TASK TO COMPLETE: Would you restate all the data that follows, word for word?

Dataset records
-=-=-=-=-

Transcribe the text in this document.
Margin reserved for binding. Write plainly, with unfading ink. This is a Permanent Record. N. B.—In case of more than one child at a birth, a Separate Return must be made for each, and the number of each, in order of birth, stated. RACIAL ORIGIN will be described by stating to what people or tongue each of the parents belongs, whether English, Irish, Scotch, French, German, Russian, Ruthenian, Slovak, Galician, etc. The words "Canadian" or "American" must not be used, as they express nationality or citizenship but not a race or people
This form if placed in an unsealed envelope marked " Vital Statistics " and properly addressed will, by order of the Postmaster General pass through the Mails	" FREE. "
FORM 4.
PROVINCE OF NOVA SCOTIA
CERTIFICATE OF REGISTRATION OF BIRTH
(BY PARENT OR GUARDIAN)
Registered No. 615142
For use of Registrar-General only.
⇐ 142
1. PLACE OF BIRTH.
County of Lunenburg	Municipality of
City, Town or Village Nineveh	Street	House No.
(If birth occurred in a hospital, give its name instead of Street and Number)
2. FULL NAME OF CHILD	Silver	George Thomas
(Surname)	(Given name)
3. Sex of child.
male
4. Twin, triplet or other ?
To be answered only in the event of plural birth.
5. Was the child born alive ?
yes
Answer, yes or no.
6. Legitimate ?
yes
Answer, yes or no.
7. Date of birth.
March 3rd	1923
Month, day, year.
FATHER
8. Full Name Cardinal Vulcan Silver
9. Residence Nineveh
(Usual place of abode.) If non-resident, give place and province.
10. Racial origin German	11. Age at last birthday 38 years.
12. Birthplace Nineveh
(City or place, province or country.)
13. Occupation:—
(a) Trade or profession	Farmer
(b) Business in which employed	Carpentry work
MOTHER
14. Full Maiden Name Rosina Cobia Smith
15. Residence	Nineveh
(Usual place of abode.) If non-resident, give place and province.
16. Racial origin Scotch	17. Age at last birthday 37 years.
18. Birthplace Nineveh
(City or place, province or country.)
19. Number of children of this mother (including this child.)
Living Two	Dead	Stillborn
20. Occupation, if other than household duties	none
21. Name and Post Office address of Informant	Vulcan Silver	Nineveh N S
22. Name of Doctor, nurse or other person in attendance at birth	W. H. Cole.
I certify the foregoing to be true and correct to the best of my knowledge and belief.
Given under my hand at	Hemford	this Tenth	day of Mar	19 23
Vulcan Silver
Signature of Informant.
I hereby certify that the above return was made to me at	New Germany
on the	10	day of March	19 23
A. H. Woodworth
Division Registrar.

-=-=-=-=-

SOLUTION:
Transcribe the text in this document.
Margin reserved for binding. Write plainly, with unfading ink. This is a Permanent Record. N. B.—In case of more than one child at a birth, a Separate Return must be made for each, and the number of each, in order of birth, stated. RACIAL ORIGIN will be described by stating to what people or tongue each of the parents belongs, whether English, Irish, Scotch, French, German, Russian, Ruthenian, Slovak, Galician, etc. The words "Canadian" or "American" must not be used, as they express nationality or citizenship but not a race or people
This form if placed in an unsealed envelope marked " Vital Statistics " and properly addressed will, by order of the Postmaster General pass through the Mails	" FREE. "
FORM 4.
PROVINCE OF NOVA SCOTIA
CERTIFICATE OF REGISTRATION OF BIRTH
(BY PARENT OR GUARDIAN)
Registered No. 615142
For use of Registrar-General only.
⇐ 142
1. PLACE OF BIRTH.
County of Lunenburg	Municipality of
City, Town or Village Nineveh	Street	House No.
(If birth occurred in a hospital, give its name instead of Street and Number)
2. FULL NAME OF CHILD	Silver	George Thomas
(Surname)	(Given name)
3. Sex of child.
male
4. Twin, triplet or other ?
To be answered only in the event of plural birth.
5. Was the child born alive ?
yes
Answer, yes or no.
6. Legitimate ?
yes
Answer, yes or no.
7. Date of birth.
March 3rd	1923
Month, day, year.
FATHER
8. Full Name Cardinal Vulcan Silver
9. Residence Nineveh
(Usual place of abode.) If non-resident, give place and province.
10. Racial origin German	11. Age at last birthday 38 years.
12. Birthplace Nineveh
(City or place, province or country.)
13. Occupation:—
(a) Trade or profession	Farmer
(b) Business in which employed	Carpentry work
MOTHER
14. Full Maiden Name Rosina Cobia Smith
15. Residence	Nineveh
(Usual place of abode.) If non-resident, give place and province.
16. Racial origin Scotch	17. Age at last birthday 37 years.
18. Birthplace Nineveh
(City or place, province or country.)
19. Number of children of this mother (including this child.)
Living Two	Dead	Stillborn
20. Occupation, if other than household duties	none
21. Name and Post Office address of Informant	Vulcan Silver	Nineveh N S
22. Name of Doctor, nurse or other person in attendance at birth	W. H. Cole.
I certify the foregoing to be true and correct to the best of my knowledge and belief.
Given under my hand at	Hemford	this Tenth	day of Mar	19 23
Vulcan Silver
Signature of Informant.
I hereby certify that the above return was made to me at	New Germany
on the	10	day of March	19 23
A. H. Woodworth
Division Registrar.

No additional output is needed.